- **EXCERPTED TEXT**
I just spend 2 hrs to find where a latex bug was coming from. It turned out when I use

\usepackage[fit]{truncate}
\usepackage{fancyhdr}
\fancyhead[R]{\truncate{.5\headwidth}{\leftmark}}

And also use math on chapter header and also use listing pacakge to typeset this mathematica code `{{x0 -> 1/6, y0 -> 1/2}}` it gives syntax error. So it ia combination of these things. Instead of asking about it and making MWE and worry about it, I simply removed `fancyhdr` package and the problem went away. Another example of where the less packages one uses, the better it is and the less bugs they will
 
@cfr Most of the time single/left-handed. ;-) Besides, only metacarpals of my right hand were broken, the fingers sticked out of the plaster cast.
 
cfr
@Nasser It's better if you don't need the packages. It is not (necessarily) better if you have to roll your own instead ;).
@UlrichDiez Ah, OK. You didn't have to type with your nose. ;)
 
11:19 PM
@barbarabeeton Since she could memorize a text so easily that it was faster for her to type the page again - why was she a secretary and not a professor?
@cfr Typing with my nose? That might still have been possible somehow. ;-) But I could not do that with my toes...
 
11:44 PM
@cfr I have one core latex file which I put all packages needed and in include that as first thing in every latex file. over the years this core latex file now has so many packages I lost control of what is there and what I need or do not need any more. If I remove something, I am afraid it will break some file somewhere. I have over 100,000 latex file or so in my tree. Here is copy of it. my_core.txt...
but what is the solution? If I do not have a common file, then I have to duplicate many things each time in each latex file. And if I need to make changes, I have to find and edit 100's of files. So that is why I use a common latex file and add any package used there. But it is a big mess now.
one day I need to clean this up and remove as many packages as possible. But this will break things somewhere I am sure.
 
@UlrichDiez -- She was typing from shorthand notes, not memory. She probably could have taught at a secretarial school. (Do those still exist?)
 
if I have one dollar each time I find a conflict between latex packages, I would be a millionaire by now.
2
 
@Nasser Absolutely.
 
@Nasser -- “Perfection is achieved, not when there is nothing more to add, but when there is nothing left to take away.”
― Antoine de Saint-Exupéry, Airman's Odyssey
 
cfr
@Nasser I have this, too, but I've been trying to move away from it. I think it is useful to split things up so you have different packages and classes for different purposes. In cases where I'm writing the macros to use at document level, I can change what's under the hood without breaking things. But I don't add (and never have added) everything. I don't load verse in any of my standard classes/packages, because I only use it in certain documents and there's no pattern to which ones.
I think it is more helpful to think in terms of modularity than in terms of a dump of everything you might want to use.
Version control is also helpful. If I really need to typeset an ancient document again, I could retrieve the corresponding versions of any custom classes/packages. Then I'd just need a corresponding version of TeX Live to typeset it!

- **Stored data**
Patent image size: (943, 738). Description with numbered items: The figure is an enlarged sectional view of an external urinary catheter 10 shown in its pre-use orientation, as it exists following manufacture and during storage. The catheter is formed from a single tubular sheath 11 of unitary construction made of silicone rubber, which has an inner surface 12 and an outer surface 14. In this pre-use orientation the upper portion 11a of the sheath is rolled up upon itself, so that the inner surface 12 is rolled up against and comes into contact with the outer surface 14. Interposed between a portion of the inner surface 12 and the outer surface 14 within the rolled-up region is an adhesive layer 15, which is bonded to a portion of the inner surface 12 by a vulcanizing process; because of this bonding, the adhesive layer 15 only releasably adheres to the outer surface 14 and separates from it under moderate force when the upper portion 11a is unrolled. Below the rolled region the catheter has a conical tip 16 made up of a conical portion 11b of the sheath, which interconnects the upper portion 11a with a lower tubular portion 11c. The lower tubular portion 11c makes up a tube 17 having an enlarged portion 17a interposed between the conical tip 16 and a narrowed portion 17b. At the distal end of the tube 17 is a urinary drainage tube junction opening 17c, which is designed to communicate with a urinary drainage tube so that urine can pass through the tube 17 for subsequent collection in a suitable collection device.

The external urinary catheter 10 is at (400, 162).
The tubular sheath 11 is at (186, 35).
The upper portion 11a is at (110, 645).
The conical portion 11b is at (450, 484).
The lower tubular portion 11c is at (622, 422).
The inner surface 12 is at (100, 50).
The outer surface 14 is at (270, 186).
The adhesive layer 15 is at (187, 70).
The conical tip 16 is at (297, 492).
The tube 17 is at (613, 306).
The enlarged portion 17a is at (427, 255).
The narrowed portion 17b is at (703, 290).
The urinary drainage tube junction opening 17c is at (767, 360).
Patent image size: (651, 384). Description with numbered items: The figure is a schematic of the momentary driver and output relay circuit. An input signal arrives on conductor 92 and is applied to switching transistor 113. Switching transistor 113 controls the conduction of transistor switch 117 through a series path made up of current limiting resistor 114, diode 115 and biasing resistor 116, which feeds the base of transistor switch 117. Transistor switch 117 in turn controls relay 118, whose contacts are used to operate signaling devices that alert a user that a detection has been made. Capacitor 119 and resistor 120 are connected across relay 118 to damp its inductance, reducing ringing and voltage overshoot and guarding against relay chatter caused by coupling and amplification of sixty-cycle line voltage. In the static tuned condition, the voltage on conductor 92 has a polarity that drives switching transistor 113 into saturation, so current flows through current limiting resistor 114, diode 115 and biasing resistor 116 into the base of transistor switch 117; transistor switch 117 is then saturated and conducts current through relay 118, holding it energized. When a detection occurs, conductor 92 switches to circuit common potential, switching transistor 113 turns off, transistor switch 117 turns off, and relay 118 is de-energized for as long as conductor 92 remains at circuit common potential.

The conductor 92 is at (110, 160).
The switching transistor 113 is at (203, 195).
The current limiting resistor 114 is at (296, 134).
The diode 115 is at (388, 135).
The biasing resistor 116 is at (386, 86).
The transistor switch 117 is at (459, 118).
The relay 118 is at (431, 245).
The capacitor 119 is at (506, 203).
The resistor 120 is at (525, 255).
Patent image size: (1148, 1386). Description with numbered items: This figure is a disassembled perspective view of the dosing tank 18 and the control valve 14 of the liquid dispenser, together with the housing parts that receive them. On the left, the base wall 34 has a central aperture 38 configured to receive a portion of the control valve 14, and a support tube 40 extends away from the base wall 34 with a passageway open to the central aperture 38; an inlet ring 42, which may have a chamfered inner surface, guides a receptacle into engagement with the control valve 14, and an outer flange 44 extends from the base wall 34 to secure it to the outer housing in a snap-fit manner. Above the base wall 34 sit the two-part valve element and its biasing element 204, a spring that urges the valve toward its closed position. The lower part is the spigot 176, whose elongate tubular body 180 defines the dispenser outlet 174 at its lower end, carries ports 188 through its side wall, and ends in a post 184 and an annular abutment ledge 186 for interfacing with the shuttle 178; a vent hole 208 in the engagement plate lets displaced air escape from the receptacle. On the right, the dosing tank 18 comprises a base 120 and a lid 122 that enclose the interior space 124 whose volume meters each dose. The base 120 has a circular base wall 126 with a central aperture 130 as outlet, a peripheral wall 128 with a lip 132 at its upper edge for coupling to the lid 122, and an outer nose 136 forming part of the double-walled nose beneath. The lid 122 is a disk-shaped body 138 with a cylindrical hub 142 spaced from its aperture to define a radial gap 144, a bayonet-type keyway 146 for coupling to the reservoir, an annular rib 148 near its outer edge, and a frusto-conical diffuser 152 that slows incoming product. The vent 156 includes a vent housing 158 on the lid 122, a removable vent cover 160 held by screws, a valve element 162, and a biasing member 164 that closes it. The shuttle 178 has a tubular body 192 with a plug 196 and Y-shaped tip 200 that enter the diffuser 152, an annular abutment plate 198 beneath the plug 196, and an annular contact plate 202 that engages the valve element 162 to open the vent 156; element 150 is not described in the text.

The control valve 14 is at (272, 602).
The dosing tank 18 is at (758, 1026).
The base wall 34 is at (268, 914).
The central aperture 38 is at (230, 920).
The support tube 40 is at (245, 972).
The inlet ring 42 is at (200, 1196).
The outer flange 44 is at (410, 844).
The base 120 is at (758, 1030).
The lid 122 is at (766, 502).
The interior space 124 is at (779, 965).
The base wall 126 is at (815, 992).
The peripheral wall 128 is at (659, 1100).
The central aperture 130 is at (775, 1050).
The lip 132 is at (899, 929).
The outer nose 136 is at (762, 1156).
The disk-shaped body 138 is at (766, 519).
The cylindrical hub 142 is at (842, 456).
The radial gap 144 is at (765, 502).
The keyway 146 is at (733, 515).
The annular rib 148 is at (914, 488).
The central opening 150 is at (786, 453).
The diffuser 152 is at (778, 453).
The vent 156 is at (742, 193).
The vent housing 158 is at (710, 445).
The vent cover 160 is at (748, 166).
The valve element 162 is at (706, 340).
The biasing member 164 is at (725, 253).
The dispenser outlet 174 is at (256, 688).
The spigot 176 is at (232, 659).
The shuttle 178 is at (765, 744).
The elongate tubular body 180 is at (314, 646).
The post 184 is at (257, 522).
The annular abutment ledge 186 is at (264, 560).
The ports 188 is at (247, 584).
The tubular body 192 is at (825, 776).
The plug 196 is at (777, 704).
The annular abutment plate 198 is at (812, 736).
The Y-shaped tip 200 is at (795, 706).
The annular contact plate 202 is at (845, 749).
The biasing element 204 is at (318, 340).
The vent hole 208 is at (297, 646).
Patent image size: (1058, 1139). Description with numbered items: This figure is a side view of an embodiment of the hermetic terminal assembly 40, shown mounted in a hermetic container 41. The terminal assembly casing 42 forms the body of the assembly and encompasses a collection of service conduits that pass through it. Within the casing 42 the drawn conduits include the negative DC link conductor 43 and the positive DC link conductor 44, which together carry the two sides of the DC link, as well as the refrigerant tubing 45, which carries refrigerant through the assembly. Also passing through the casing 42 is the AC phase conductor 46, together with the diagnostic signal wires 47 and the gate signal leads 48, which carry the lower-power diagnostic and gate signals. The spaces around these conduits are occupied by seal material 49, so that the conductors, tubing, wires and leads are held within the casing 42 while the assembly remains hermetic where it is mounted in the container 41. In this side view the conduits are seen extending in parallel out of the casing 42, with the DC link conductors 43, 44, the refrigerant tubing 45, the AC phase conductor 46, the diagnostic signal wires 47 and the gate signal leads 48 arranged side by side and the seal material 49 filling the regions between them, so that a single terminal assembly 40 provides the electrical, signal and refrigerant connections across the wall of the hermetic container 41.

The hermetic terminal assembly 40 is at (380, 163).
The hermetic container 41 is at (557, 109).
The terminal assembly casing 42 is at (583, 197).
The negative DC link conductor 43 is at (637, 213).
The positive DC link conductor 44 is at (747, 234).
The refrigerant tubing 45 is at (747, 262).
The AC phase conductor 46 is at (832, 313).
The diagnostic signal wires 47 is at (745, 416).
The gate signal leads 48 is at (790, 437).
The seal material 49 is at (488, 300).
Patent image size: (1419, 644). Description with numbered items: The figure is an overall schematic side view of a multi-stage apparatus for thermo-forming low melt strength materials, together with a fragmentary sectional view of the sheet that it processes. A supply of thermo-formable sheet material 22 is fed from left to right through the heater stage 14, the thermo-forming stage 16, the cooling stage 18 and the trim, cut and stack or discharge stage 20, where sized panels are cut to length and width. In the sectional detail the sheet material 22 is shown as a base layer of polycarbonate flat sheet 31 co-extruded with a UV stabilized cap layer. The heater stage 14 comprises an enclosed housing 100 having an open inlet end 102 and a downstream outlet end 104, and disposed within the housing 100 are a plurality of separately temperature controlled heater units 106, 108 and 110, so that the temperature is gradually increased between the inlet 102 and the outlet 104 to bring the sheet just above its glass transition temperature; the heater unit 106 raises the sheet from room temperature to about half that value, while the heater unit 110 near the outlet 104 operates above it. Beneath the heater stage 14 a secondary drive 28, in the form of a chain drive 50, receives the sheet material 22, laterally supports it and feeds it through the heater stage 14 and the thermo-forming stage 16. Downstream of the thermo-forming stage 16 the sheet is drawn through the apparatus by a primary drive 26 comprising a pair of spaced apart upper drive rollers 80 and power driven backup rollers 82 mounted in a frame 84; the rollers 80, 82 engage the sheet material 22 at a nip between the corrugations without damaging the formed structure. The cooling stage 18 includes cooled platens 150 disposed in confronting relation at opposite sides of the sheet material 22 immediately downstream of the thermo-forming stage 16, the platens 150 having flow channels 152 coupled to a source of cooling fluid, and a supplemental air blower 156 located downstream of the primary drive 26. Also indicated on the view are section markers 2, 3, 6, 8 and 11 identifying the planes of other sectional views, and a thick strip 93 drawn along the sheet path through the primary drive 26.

- **EXERCISE SET**
- 1) Summarize the LaTeX chat excerpt in two sentences.
- 2) From the LaTeX chat excerpt, extract the passage starting at "And also use math" and ending at "your nose. ;)".
- 3) According to the LaTeX chat excerpt, which package was removed to make the syntax error go away?
Rely solely on the LaTeX chat excerpt and disregard the material.

- **ANSWERS PROVIDED**
- 1) A participant traced a syntax error to a combination of packages and settings, resolved it by removing the fancyhdr package, and explained that a single core file of packages included in every LaTeX file has become an unmanageable mess. In reply, cfr recommends thinking in terms of modularity rather than a dump of everything one might want to use, and adds that version control is also helpful.

- 2)
And also use math on chapter header and also use listing pacakge to typeset this mathematica code `{{x0 -> 1/6, y0 -> 1/2}}` it gives syntax error. So it ia combination of these things. Instead of asking about it and making MWE and worry about it, I simply removed `fancyhdr` package and the problem went away. Another example of where the less packages one uses, the better it is and the less bugs they will
 
@cfr Most of the time single/left-handed. ;-) Besides, only metacarpals of my right hand were broken, the fingers sticked out of the plaster cast.
 
cfr
@Nasser It's better if you don't need the packages. It is not (necessarily) better if you have to roll your own instead ;).
@UlrichDiez Ah, OK. You didn't have to type with your nose. ;)

- 3) The fancyhdr package.